REQUEST ::
Write out every entry precisely as given, leaving the pictures out.

>> start WORKING DATA

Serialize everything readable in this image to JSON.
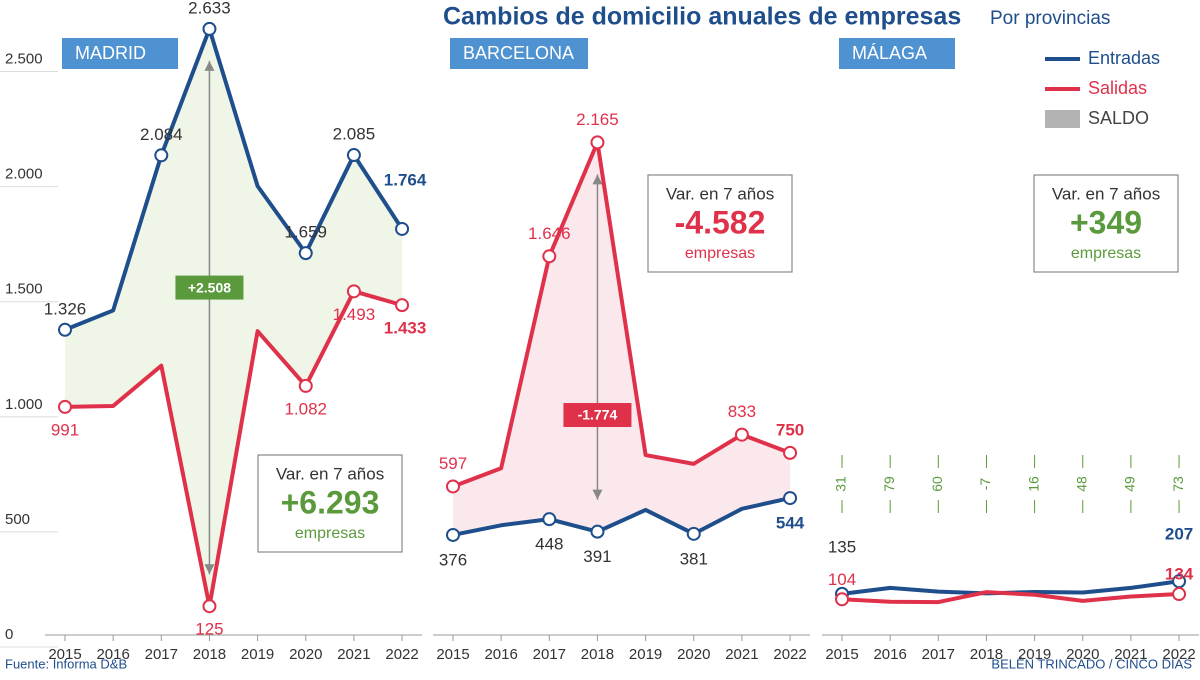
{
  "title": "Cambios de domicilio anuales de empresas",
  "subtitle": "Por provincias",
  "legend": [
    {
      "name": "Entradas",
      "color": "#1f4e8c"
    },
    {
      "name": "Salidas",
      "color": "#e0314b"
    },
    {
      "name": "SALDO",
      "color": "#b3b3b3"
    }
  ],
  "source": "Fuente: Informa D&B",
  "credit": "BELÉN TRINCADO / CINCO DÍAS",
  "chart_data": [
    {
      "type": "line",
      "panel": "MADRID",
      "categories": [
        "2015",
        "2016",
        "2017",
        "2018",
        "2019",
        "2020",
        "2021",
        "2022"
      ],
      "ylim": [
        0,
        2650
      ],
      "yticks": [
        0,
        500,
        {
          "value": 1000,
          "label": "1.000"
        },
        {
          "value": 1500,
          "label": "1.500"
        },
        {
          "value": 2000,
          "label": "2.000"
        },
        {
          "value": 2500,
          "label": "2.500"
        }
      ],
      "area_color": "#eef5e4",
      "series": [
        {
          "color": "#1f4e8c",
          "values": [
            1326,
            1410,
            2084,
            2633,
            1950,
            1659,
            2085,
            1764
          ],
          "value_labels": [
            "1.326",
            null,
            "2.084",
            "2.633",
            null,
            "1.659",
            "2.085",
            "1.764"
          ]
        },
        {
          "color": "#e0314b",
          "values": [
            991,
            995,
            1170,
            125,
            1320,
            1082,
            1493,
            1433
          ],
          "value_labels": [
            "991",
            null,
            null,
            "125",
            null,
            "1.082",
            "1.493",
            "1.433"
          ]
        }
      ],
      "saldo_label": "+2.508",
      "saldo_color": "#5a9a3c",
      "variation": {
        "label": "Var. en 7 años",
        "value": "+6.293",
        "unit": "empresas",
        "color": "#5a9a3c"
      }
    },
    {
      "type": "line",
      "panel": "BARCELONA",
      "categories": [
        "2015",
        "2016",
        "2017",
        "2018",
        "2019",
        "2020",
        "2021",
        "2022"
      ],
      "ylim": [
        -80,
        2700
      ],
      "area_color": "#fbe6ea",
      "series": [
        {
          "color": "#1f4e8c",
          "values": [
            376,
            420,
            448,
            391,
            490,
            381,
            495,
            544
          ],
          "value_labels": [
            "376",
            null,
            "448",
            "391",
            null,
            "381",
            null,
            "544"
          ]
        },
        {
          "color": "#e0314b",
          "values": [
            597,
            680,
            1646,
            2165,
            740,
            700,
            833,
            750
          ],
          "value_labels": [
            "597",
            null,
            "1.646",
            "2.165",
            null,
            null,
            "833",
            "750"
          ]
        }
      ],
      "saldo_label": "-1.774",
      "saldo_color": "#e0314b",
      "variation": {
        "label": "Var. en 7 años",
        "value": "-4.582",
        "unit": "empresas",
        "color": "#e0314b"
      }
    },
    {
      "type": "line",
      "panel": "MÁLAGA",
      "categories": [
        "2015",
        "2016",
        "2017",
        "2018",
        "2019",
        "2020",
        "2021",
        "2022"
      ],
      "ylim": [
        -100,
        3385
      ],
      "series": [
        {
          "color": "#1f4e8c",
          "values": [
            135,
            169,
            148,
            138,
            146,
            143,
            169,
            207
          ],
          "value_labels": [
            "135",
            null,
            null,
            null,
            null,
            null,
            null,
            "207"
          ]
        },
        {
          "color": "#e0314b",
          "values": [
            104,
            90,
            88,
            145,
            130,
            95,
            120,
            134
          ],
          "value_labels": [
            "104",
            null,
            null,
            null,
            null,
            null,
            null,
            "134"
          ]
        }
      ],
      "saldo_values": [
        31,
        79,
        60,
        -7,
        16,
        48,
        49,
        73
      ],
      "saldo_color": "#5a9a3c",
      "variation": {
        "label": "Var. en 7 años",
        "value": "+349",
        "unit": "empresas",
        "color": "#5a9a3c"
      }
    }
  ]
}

>> end WORKING DATA

SOLUTION TO THIS PROBLEM ::
Serialize everything readable in this image to JSON.
{
  "title": "Cambios de domicilio anuales de empresas",
  "subtitle": "Por provincias",
  "legend": [
    {
      "name": "Entradas",
      "color": "#1f4e8c"
    },
    {
      "name": "Salidas",
      "color": "#e0314b"
    },
    {
      "name": "SALDO",
      "color": "#b3b3b3"
    }
  ],
  "source": "Fuente: Informa D&B",
  "credit": "BELÉN TRINCADO / CINCO DÍAS",
  "chart_data": [
    {
      "type": "line",
      "panel": "MADRID",
      "categories": [
        "2015",
        "2016",
        "2017",
        "2018",
        "2019",
        "2020",
        "2021",
        "2022"
      ],
      "ylim": [
        0,
        2650
      ],
      "yticks": [
        0,
        500,
        {
          "value": 1000,
          "label": "1.000"
        },
        {
          "value": 1500,
          "label": "1.500"
        },
        {
          "value": 2000,
          "label": "2.000"
        },
        {
          "value": 2500,
          "label": "2.500"
        }
      ],
      "area_color": "#eef5e4",
      "series": [
        {
          "color": "#1f4e8c",
          "values": [
            1326,
            1410,
            2084,
            2633,
            1950,
            1659,
            2085,
            1764
          ],
          "value_labels": [
            "1.326",
            null,
            "2.084",
            "2.633",
            null,
            "1.659",
            "2.085",
            "1.764"
          ]
        },
        {
          "color": "#e0314b",
          "values": [
            991,
            995,
            1170,
            125,
            1320,
            1082,
            1493,
            1433
          ],
          "value_labels": [
            "991",
            null,
            null,
            "125",
            null,
            "1.082",
            "1.493",
            "1.433"
          ]
        }
      ],
      "saldo_label": "+2.508",
      "saldo_color": "#5a9a3c",
      "variation": {
        "label": "Var. en 7 años",
        "value": "+6.293",
        "unit": "empresas",
        "color": "#5a9a3c"
      }
    },
    {
      "type": "line",
      "panel": "BARCELONA",
      "categories": [
        "2015",
        "2016",
        "2017",
        "2018",
        "2019",
        "2020",
        "2021",
        "2022"
      ],
      "ylim": [
        -80,
        2700
      ],
      "area_color": "#fbe6ea",
      "series": [
        {
          "color": "#1f4e8c",
          "values": [
            376,
            420,
            448,
            391,
            490,
            381,
            495,
            544
          ],
          "value_labels": [
            "376",
            null,
            "448",
            "391",
            null,
            "381",
            null,
            "544"
          ]
        },
        {
          "color": "#e0314b",
          "values": [
            597,
            680,
            1646,
            2165,
            740,
            700,
            833,
            750
          ],
          "value_labels": [
            "597",
            null,
            "1.646",
            "2.165",
            null,
            null,
            "833",
            "750"
          ]
        }
      ],
      "saldo_label": "-1.774",
      "saldo_color": "#e0314b",
      "variation": {
        "label": "Var. en 7 años",
        "value": "-4.582",
        "unit": "empresas",
        "color": "#e0314b"
      }
    },
    {
      "type": "line",
      "panel": "MÁLAGA",
      "categories": [
        "2015",
        "2016",
        "2017",
        "2018",
        "2019",
        "2020",
        "2021",
        "2022"
      ],
      "ylim": [
        -100,
        3385
      ],
      "series": [
        {
          "color": "#1f4e8c",
          "values": [
            135,
            169,
            148,
            138,
            146,
            143,
            169,
            207
          ],
          "value_labels": [
            "135",
            null,
            null,
            null,
            null,
            null,
            null,
            "207"
          ]
        },
        {
          "color": "#e0314b",
          "values": [
            104,
            90,
            88,
            145,
            130,
            95,
            120,
            134
          ],
          "value_labels": [
            "104",
            null,
            null,
            null,
            null,
            null,
            null,
            "134"
          ]
        }
      ],
      "saldo_values": [
        31,
        79,
        60,
        -7,
        16,
        48,
        49,
        73
      ],
      "saldo_color": "#5a9a3c",
      "variation": {
        "label": "Var. en 7 años",
        "value": "+349",
        "unit": "empresas",
        "color": "#5a9a3c"
      }
    }
  ]
}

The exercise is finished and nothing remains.